- **Exercise**
In the entries, find all lines that hold the word "this" and copy them.

- **Data provided**
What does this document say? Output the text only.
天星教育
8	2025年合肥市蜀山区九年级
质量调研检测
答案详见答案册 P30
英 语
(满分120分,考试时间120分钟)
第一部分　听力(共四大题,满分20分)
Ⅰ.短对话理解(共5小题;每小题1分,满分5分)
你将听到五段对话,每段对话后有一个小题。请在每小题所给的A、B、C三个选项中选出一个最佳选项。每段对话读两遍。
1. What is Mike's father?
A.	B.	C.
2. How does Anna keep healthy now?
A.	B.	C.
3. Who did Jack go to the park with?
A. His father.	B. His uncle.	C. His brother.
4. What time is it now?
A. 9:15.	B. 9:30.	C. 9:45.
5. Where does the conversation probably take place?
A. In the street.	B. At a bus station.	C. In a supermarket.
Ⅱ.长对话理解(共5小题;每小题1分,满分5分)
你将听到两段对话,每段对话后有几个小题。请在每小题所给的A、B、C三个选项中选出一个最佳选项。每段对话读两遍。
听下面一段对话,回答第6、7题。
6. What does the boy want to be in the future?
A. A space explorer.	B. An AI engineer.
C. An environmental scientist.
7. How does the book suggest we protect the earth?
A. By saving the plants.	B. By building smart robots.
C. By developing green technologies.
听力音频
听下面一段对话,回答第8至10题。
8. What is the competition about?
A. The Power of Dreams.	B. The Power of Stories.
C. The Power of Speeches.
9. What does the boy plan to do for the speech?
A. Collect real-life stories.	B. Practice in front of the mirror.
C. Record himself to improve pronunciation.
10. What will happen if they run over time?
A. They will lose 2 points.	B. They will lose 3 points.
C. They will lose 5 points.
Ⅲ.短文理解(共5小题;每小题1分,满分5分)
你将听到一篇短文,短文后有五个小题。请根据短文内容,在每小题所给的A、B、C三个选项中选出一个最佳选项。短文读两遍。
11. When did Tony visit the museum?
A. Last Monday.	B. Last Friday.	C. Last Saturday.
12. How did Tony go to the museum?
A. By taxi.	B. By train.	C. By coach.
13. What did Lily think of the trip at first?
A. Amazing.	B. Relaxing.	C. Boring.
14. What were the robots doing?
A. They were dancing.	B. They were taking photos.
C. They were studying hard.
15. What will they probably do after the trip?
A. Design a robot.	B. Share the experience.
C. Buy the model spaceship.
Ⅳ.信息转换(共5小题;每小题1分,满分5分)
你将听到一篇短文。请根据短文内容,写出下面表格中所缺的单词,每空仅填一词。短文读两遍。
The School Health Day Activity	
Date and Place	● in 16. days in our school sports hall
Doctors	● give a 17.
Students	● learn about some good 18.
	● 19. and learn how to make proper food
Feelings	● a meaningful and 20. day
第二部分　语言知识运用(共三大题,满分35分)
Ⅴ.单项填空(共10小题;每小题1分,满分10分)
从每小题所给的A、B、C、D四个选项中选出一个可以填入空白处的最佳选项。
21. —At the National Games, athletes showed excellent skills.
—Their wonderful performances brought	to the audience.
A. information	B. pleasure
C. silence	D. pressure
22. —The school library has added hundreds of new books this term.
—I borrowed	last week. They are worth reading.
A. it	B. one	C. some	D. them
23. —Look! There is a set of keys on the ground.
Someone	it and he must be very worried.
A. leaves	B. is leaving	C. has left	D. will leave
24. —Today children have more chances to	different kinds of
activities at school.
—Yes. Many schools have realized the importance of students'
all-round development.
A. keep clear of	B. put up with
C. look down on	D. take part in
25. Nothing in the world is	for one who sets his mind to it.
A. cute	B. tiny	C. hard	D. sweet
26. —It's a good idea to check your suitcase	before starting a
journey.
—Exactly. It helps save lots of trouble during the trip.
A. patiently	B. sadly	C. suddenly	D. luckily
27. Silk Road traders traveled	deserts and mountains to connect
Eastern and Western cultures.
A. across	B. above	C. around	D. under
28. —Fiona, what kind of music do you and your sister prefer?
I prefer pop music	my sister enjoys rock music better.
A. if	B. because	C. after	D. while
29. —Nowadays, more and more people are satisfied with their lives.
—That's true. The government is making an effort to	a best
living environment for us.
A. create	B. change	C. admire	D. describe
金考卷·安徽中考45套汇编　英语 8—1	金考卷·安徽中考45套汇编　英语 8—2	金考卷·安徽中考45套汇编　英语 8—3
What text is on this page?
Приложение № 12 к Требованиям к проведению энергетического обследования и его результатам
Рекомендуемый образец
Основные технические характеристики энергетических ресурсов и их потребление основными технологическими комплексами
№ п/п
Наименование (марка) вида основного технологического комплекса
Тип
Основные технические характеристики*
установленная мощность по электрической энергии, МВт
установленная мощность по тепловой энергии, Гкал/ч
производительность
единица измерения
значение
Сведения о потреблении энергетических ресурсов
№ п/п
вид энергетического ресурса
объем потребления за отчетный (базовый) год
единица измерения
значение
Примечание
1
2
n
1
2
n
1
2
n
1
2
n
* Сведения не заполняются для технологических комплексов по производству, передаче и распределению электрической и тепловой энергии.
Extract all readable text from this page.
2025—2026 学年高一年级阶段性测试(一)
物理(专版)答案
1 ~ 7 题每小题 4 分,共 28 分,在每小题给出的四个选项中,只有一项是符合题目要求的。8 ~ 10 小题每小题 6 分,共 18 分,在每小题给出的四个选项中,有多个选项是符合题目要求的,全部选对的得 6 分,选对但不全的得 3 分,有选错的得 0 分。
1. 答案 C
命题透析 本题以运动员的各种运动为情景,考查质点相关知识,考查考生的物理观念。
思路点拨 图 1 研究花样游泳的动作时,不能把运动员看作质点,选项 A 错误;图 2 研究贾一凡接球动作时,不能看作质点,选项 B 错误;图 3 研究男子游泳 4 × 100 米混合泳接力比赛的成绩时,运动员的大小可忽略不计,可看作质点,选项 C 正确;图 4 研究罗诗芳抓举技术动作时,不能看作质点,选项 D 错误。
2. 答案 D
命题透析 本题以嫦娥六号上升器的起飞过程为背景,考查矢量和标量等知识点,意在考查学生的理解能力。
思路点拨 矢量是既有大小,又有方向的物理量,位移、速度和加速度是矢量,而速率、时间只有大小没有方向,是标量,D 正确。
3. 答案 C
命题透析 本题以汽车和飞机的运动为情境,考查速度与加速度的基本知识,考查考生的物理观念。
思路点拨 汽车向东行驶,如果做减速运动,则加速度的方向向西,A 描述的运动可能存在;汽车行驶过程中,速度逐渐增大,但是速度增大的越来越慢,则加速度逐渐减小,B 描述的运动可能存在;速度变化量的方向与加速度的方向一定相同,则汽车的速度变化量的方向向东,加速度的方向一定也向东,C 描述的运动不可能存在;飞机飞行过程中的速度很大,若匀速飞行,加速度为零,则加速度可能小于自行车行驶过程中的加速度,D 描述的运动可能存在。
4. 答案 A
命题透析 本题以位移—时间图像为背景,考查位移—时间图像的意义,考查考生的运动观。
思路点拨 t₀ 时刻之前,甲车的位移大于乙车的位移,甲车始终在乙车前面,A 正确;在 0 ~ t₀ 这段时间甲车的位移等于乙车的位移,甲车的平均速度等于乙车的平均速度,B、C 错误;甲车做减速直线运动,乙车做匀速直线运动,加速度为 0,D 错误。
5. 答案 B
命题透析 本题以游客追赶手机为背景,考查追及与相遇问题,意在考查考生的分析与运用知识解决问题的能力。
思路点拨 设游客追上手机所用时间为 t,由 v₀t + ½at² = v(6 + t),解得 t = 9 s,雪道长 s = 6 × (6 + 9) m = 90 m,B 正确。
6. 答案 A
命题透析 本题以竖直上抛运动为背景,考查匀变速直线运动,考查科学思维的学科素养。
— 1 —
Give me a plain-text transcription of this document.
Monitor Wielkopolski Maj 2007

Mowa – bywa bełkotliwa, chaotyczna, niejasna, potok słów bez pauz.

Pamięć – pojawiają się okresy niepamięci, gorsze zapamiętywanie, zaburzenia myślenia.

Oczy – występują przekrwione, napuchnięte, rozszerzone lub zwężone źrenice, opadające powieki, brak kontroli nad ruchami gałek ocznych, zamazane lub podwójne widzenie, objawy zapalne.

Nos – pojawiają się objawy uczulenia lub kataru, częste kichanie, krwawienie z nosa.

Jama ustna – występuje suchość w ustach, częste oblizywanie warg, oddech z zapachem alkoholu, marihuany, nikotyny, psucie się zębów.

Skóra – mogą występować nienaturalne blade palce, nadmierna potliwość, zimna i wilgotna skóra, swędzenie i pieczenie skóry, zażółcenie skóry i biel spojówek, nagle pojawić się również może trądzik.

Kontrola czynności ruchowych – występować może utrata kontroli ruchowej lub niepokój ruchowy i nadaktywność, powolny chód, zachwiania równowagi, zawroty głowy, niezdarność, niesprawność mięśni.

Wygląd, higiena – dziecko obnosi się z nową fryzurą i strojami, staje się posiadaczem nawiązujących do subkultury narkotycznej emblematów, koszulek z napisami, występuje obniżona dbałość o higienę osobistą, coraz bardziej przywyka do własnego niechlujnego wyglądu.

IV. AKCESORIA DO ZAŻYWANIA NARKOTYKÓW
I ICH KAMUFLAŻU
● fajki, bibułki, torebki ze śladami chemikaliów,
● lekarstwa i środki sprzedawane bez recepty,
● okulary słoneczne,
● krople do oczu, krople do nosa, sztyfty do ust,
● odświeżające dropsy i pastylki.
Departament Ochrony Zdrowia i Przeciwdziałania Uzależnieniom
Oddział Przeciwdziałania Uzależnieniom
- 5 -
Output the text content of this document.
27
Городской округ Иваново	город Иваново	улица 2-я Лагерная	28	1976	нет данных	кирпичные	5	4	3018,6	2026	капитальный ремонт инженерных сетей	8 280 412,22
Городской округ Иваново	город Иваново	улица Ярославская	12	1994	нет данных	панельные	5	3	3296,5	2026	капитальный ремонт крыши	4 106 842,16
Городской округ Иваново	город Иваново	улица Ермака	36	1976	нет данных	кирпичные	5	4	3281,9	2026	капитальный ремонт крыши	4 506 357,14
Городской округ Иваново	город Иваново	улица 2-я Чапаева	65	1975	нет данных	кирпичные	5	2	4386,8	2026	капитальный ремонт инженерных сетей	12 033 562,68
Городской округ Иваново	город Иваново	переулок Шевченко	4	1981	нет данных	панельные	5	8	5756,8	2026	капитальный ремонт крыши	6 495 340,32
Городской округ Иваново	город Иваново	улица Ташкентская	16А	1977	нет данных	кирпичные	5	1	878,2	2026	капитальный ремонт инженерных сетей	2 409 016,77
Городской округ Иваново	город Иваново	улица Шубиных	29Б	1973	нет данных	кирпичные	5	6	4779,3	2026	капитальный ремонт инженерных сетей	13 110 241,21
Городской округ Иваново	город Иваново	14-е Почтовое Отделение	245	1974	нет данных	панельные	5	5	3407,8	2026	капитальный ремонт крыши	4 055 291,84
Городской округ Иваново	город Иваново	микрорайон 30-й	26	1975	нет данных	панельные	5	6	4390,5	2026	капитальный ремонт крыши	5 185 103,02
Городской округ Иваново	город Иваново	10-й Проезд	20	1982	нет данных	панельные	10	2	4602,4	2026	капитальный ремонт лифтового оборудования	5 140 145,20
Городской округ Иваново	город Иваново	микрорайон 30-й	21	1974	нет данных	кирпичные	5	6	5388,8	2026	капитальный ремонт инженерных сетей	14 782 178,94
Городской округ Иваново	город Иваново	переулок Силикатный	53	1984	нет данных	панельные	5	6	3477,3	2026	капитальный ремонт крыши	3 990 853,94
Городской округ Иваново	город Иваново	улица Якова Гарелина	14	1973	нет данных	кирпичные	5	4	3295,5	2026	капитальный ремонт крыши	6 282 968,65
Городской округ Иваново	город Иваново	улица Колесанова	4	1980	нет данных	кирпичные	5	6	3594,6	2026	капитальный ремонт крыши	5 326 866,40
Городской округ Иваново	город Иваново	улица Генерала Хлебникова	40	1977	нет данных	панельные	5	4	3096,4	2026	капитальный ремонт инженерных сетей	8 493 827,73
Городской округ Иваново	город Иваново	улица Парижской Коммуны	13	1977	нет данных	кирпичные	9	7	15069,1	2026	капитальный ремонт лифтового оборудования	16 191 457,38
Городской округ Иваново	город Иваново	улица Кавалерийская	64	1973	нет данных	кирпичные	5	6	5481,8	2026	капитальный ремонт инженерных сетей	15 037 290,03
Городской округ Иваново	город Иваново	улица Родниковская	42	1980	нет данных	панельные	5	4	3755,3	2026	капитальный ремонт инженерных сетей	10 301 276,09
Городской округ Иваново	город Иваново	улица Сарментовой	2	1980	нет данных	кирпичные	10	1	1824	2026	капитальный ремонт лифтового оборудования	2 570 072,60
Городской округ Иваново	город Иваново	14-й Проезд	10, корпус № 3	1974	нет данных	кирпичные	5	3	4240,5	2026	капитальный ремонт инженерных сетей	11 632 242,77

- **Output of the task**
What does this document say? Output the text only.
22. —The school library has added hundreds of new books this term.
What text is on this page?
Extract all readable text from this page.
Give me a plain-text transcription of this document.
Output the text content of this document.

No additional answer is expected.